* _DESCRIPTION OF THE TASK_
Reproduce the data in its entirety, exactly as supplied.

Stored data

☆ ☆ ☆ ☆ ☆ ☆ ☆

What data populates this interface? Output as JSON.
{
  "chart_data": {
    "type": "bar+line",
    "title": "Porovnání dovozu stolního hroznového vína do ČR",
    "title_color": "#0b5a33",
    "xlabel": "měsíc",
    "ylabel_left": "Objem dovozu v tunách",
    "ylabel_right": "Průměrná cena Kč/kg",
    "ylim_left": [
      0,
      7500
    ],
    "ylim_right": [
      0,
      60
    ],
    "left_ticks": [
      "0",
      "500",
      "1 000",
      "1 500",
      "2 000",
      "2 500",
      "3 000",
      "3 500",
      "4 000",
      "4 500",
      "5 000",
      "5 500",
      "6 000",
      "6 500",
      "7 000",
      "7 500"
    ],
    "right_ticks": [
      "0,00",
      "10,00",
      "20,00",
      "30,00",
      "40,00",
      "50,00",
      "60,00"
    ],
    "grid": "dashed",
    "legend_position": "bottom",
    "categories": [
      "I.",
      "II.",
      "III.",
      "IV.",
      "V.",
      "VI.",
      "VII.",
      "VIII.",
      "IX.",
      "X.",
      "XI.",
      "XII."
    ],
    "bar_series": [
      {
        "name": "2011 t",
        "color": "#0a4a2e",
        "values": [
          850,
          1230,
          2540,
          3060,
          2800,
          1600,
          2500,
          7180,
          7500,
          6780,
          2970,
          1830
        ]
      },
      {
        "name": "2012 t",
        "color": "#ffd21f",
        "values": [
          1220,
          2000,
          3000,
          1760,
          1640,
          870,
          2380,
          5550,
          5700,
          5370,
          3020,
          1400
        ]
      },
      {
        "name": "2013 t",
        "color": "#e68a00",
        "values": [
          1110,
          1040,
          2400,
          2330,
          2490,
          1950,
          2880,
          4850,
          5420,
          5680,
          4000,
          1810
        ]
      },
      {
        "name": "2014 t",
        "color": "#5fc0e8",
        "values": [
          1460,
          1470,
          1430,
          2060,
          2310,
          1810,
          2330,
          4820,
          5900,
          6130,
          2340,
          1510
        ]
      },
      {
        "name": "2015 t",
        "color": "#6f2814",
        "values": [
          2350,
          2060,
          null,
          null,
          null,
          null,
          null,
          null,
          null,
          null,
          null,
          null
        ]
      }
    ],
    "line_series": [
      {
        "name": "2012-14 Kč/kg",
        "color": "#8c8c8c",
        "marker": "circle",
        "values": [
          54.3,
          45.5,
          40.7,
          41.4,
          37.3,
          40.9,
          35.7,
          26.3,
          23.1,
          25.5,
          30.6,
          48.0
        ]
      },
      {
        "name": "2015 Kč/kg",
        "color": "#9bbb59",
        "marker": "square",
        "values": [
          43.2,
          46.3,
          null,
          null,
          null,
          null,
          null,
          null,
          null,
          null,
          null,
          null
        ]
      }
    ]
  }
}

☆ ☆ ☆ ☆ ☆ ☆ ☆

* _EXERCISE SOLUTION_
What data populates this interface? Output as JSON.
{
  "chart_data": {
    "type": "bar+line",
    "title": "Porovnání dovozu stolního hroznového vína do ČR",
    "title_color": "#0b5a33",
    "xlabel": "měsíc",
    "ylabel_left": "Objem dovozu v tunách",
    "ylabel_right": "Průměrná cena Kč/kg",
    "ylim_left": [
      0,
      7500
    ],
    "ylim_right": [
      0,
      60
    ],
    "left_ticks": [
      "0",
      "500",
      "1 000",
      "1 500",
      "2 000",
      "2 500",
      "3 000",
      "3 500",
      "4 000",
      "4 500",
      "5 000",
      "5 500",
      "6 000",
      "6 500",
      "7 000",
      "7 500"
    ],
    "right_ticks": [
      "0,00",
      "10,00",
      "20,00",
      "30,00",
      "40,00",
      "50,00",
      "60,00"
    ],
    "grid": "dashed",
    "legend_position": "bottom",
    "categories": [
      "I.",
      "II.",
      "III.",
      "IV.",
      "V.",
      "VI.",
      "VII.",
      "VIII.",
      "IX.",
      "X.",
      "XI.",
      "XII."
    ],
    "bar_series": [
      {
        "name": "2011 t",
        "color": "#0a4a2e",
        "values": [
          850,
          1230,
          2540,
          3060,
          2800,
          1600,
          2500,
          7180,
          7500,
          6780,
          2970,
          1830
        ]
      },
      {
        "name": "2012 t",
        "color": "#ffd21f",
        "values": [
          1220,
          2000,
          3000,
          1760,
          1640,
          870,
          2380,
          5550,
          5700,
          5370,
          3020,
          1400
        ]
      },
      {
        "name": "2013 t",
        "color": "#e68a00",
        "values": [
          1110,
          1040,
          2400,
          2330,
          2490,
          1950,
          2880,
          4850,
          5420,
          5680,
          4000,
          1810
        ]
      },
      {
        "name": "2014 t",
        "color": "#5fc0e8",
        "values": [
          1460,
          1470,
          1430,
          2060,
          2310,
          1810,
          2330,
          4820,
          5900,
          6130,
          2340,
          1510
        ]
      },
      {
        "name": "2015 t",
        "color": "#6f2814",
        "values": [
          2350,
          2060,
          null,
          null,
          null,
          null,
          null,
          null,
          null,
          null,
          null,
          null
        ]
      }
    ],
    "line_series": [
      {
        "name": "2012-14 Kč/kg",
        "color": "#8c8c8c",
        "marker": "circle",
        "values": [
          54.3,
          45.5,
          40.7,
          41.4,
          37.3,
          40.9,
          35.7,
          26.3,
          23.1,
          25.5,
          30.6,
          48.0
        ]
      },
      {
        "name": "2015 Kč/kg",
        "color": "#9bbb59",
        "marker": "square",
        "values": [
          43.2,
          46.3,
          null,
          null,
          null,
          null,
          null,
          null,
          null,
          null,
          null,
          null
        ]
      }
    ]
  }
}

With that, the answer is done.